[start INFORMATION PROVIDED]

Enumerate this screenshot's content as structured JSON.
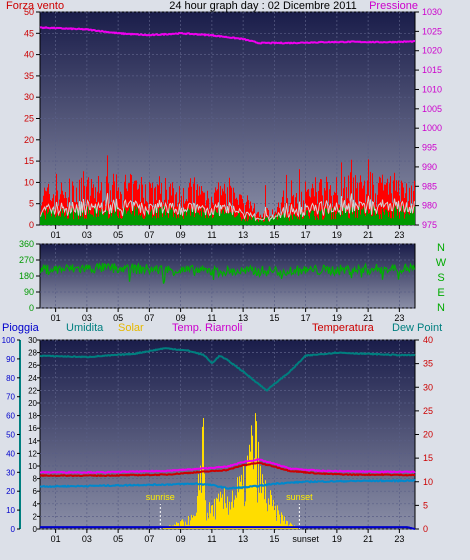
{
  "header": {
    "left_label": "Forza vento",
    "title": "24 hour graph day : 02 Dicembre 2011",
    "right_label": "Pressione"
  },
  "compass_letters": [
    "N",
    "W",
    "S",
    "E",
    "N"
  ],
  "bottom_legend": {
    "rain": "Pioggia",
    "humidity": "Umidita",
    "solar": "Solar",
    "temp_other": "Temp. Riarnoli",
    "temperature": "Temperatura",
    "dew_point": "Dew Point"
  },
  "colors": {
    "wind_gust": "#ff0000",
    "wind_avg": "#009900",
    "wind_line": "#d0d0d0",
    "pressure": "#ee00ee",
    "direction": "#00b000",
    "rain": "#0000cc",
    "humidity": "#007f7f",
    "solar": "#ffdd00",
    "temp_other": "#ee00ee",
    "temperature": "#cc0000",
    "dew_point": "#0088cc",
    "panel_top": "#1a1d4a",
    "panel_bottom": "#8a8ea6"
  },
  "chart_data": [
    {
      "type": "area",
      "name": "wind-pressure",
      "x_ticks": [
        "01",
        "03",
        "05",
        "07",
        "09",
        "11",
        "13",
        "15",
        "17",
        "19",
        "21",
        "23"
      ],
      "y_left": {
        "ticks": [
          0,
          5,
          10,
          15,
          20,
          25,
          30,
          35,
          40,
          45,
          50
        ],
        "ylim": [
          0,
          50
        ]
      },
      "y_right": {
        "ticks": [
          975,
          980,
          985,
          990,
          995,
          1000,
          1005,
          1010,
          1015,
          1020,
          1025,
          1030
        ],
        "ylim": [
          975,
          1030
        ]
      },
      "pressure": {
        "hours": [
          0,
          3,
          5,
          7,
          9,
          11,
          13,
          14,
          16,
          18,
          20,
          22,
          24
        ],
        "values": [
          1026,
          1025.5,
          1024.5,
          1024,
          1024.5,
          1024,
          1023,
          1022,
          1022,
          1022.2,
          1022.3,
          1022.2,
          1022.4
        ]
      },
      "gust_envelope": {
        "hours": [
          0,
          2,
          4,
          6,
          8,
          10,
          12,
          13,
          14,
          15,
          16,
          18,
          20,
          22,
          24
        ],
        "values": [
          9,
          10,
          11,
          11,
          11,
          10,
          9,
          6,
          4,
          4,
          8,
          11,
          12,
          11,
          10
        ]
      },
      "avg_envelope": {
        "hours": [
          0,
          4,
          8,
          12,
          14,
          16,
          20,
          24
        ],
        "values": [
          3,
          3.5,
          3.5,
          3,
          1.5,
          2.5,
          3.5,
          3.5
        ]
      }
    },
    {
      "type": "scatter",
      "name": "wind-direction",
      "x_ticks": [
        "01",
        "03",
        "05",
        "07",
        "09",
        "11",
        "13",
        "15",
        "17",
        "19",
        "21",
        "23"
      ],
      "y_left": {
        "ticks": [
          0,
          90,
          180,
          270,
          360
        ],
        "ylim": [
          0,
          360
        ]
      },
      "direction": {
        "hours": [
          0,
          4,
          8,
          12,
          16,
          20,
          24
        ],
        "values": [
          215,
          225,
          215,
          205,
          210,
          215,
          225
        ]
      }
    },
    {
      "type": "line",
      "name": "temp-humidity-solar",
      "x_ticks": [
        "01",
        "03",
        "05",
        "07",
        "09",
        "11",
        "13",
        "15",
        "17",
        "19",
        "21",
        "23"
      ],
      "sunrise": {
        "label": "sunrise",
        "hour": 7.7
      },
      "sunset": {
        "label": "sunset",
        "hour": 16.6
      },
      "x_extra_label": "sunset",
      "y_rain": {
        "ticks": [
          0,
          10,
          20,
          30,
          40,
          50,
          60,
          70,
          80,
          90,
          100
        ],
        "ylim": [
          0,
          100
        ]
      },
      "y_hum": {
        "ticks": [
          0,
          2,
          4,
          6,
          8,
          10,
          12,
          14,
          16,
          18,
          20,
          22,
          24,
          26,
          28,
          30
        ],
        "ylim": [
          0,
          30
        ]
      },
      "y_temp": {
        "ticks": [
          0,
          5,
          10,
          15,
          20,
          25,
          30,
          35,
          40
        ],
        "ylim": [
          0,
          40
        ]
      },
      "humidity": {
        "hours": [
          0,
          3,
          6,
          8,
          9.5,
          10.5,
          11,
          11.5,
          12,
          13,
          14,
          14.5,
          15,
          16,
          17,
          19,
          21,
          23,
          24
        ],
        "values": [
          27.5,
          27.3,
          27.8,
          28.7,
          28.3,
          27.6,
          26.3,
          27.5,
          26.8,
          25,
          23,
          22,
          23,
          25,
          27.5,
          28,
          27.8,
          27.6,
          27.6
        ]
      },
      "temperature": {
        "hours": [
          0,
          4,
          8,
          10,
          12,
          13,
          14,
          15,
          16,
          18,
          20,
          22,
          24
        ],
        "values": [
          11.3,
          11.3,
          11.5,
          12,
          12.5,
          13.5,
          14,
          13.2,
          12.3,
          11.7,
          11.5,
          11.5,
          11.4
        ]
      },
      "temp_other": {
        "hours": [
          0,
          4,
          8,
          10,
          12,
          13,
          14,
          15,
          16,
          18,
          20,
          22,
          24
        ],
        "values": [
          12,
          12,
          12.3,
          12.7,
          13.2,
          14.2,
          14.7,
          13.8,
          12.8,
          12.3,
          12.2,
          12.1,
          12.1
        ]
      },
      "dew_point": {
        "hours": [
          0,
          3,
          6,
          8,
          10,
          11,
          12,
          13,
          14,
          15,
          17,
          19,
          21,
          23,
          24
        ],
        "values": [
          9,
          9.1,
          9.3,
          9.4,
          9.6,
          9.3,
          8.6,
          8.8,
          9.1,
          9.6,
          10,
          10.1,
          10.2,
          10.2,
          10.3
        ]
      },
      "rain": {
        "hours": [
          0,
          23.5,
          24
        ],
        "values": [
          1,
          1,
          0
        ]
      },
      "solar": {
        "hours": [
          7.7,
          9,
          10,
          10.4,
          10.6,
          11,
          12,
          13,
          13.7,
          14.1,
          15,
          16,
          16.6
        ],
        "values": [
          0,
          4,
          8,
          70,
          10,
          14,
          20,
          28,
          60,
          30,
          12,
          3,
          0
        ]
      }
    }
  ]
}
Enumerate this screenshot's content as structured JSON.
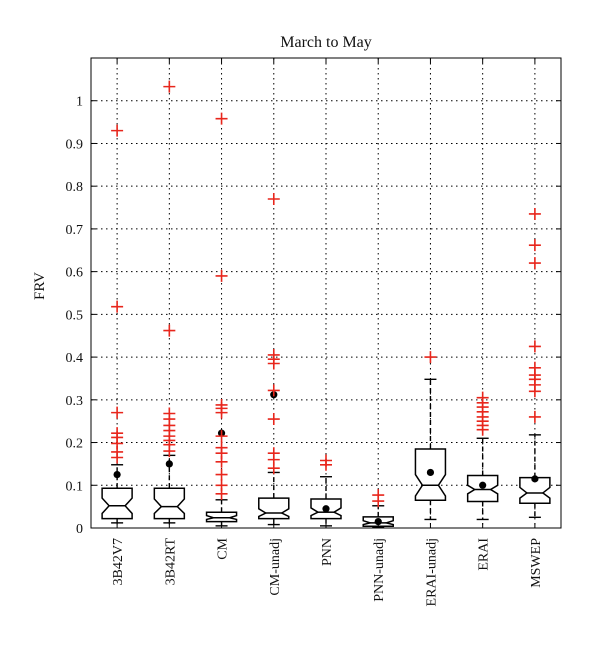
{
  "chart_data": {
    "type": "box",
    "title": "March to May",
    "xlabel": "",
    "ylabel": "FRV",
    "ylim": [
      0,
      1.1
    ],
    "yticks": [
      0,
      0.1,
      0.2,
      0.3,
      0.4,
      0.5,
      0.6,
      0.7,
      0.8,
      0.9,
      1
    ],
    "grid": true,
    "colors": {
      "outlier": "#e8261c",
      "box": "#000000",
      "mean": "#000000",
      "grid": "#000000"
    },
    "categories": [
      "3B42V7",
      "3B42RT",
      "CM",
      "CM-unadj",
      "PNN",
      "PNN-unadj",
      "ERAI-unadj",
      "ERAI",
      "MSWEP"
    ],
    "boxes": [
      {
        "min": 0.012,
        "q1": 0.022,
        "median": 0.052,
        "q3": 0.093,
        "max": 0.148,
        "notch_low": 0.034,
        "notch_high": 0.07,
        "mean": 0.125,
        "outliers": [
          0.165,
          0.178,
          0.198,
          0.212,
          0.222,
          0.27,
          0.518,
          0.93
        ]
      },
      {
        "min": 0.012,
        "q1": 0.022,
        "median": 0.05,
        "q3": 0.093,
        "max": 0.17,
        "notch_low": 0.034,
        "notch_high": 0.068,
        "mean": 0.15,
        "outliers": [
          0.18,
          0.195,
          0.205,
          0.215,
          0.228,
          0.24,
          0.255,
          0.268,
          0.462,
          1.033
        ]
      },
      {
        "min": 0.005,
        "q1": 0.015,
        "median": 0.024,
        "q3": 0.037,
        "max": 0.066,
        "notch_low": 0.02,
        "notch_high": 0.029,
        "mean": 0.222,
        "outliers": [
          0.08,
          0.1,
          0.125,
          0.155,
          0.175,
          0.188,
          0.215,
          0.27,
          0.28,
          0.288,
          0.59,
          0.958
        ]
      },
      {
        "min": 0.008,
        "q1": 0.022,
        "median": 0.035,
        "q3": 0.07,
        "max": 0.13,
        "notch_low": 0.027,
        "notch_high": 0.045,
        "mean": 0.312,
        "outliers": [
          0.14,
          0.16,
          0.175,
          0.255,
          0.322,
          0.385,
          0.395,
          0.405,
          0.77
        ]
      },
      {
        "min": 0.005,
        "q1": 0.022,
        "median": 0.037,
        "q3": 0.068,
        "max": 0.12,
        "notch_low": 0.029,
        "notch_high": 0.047,
        "mean": 0.045,
        "outliers": [
          0.148,
          0.158
        ]
      },
      {
        "min": 0.002,
        "q1": 0.004,
        "median": 0.012,
        "q3": 0.026,
        "max": 0.052,
        "notch_low": 0.008,
        "notch_high": 0.017,
        "mean": 0.015,
        "outliers": [
          0.063,
          0.077
        ]
      },
      {
        "min": 0.02,
        "q1": 0.065,
        "median": 0.1,
        "q3": 0.185,
        "max": 0.348,
        "notch_low": 0.075,
        "notch_high": 0.125,
        "mean": 0.13,
        "outliers": [
          0.4
        ]
      },
      {
        "min": 0.02,
        "q1": 0.062,
        "median": 0.09,
        "q3": 0.123,
        "max": 0.21,
        "notch_low": 0.08,
        "notch_high": 0.1,
        "mean": 0.1,
        "outliers": [
          0.23,
          0.24,
          0.25,
          0.26,
          0.272,
          0.283,
          0.293,
          0.305
        ]
      },
      {
        "min": 0.025,
        "q1": 0.058,
        "median": 0.082,
        "q3": 0.118,
        "max": 0.218,
        "notch_low": 0.07,
        "notch_high": 0.095,
        "mean": 0.115,
        "outliers": [
          0.26,
          0.32,
          0.335,
          0.348,
          0.358,
          0.375,
          0.425,
          0.62,
          0.662,
          0.735
        ]
      }
    ]
  }
}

[end INFORMATION PROVIDED]

Check every line of the data above for the string "mean", and copy those that have it.

▶ _RESPONSE TO THIS EXERCISE_:
      "mean": "#000000",
        "mean": 0.125,
        "mean": 0.15,
        "mean": 0.222,
        "mean": 0.312,
        "mean": 0.045,
        "mean": 0.015,
        "mean": 0.13,
        "mean": 0.1,
        "mean": 0.115,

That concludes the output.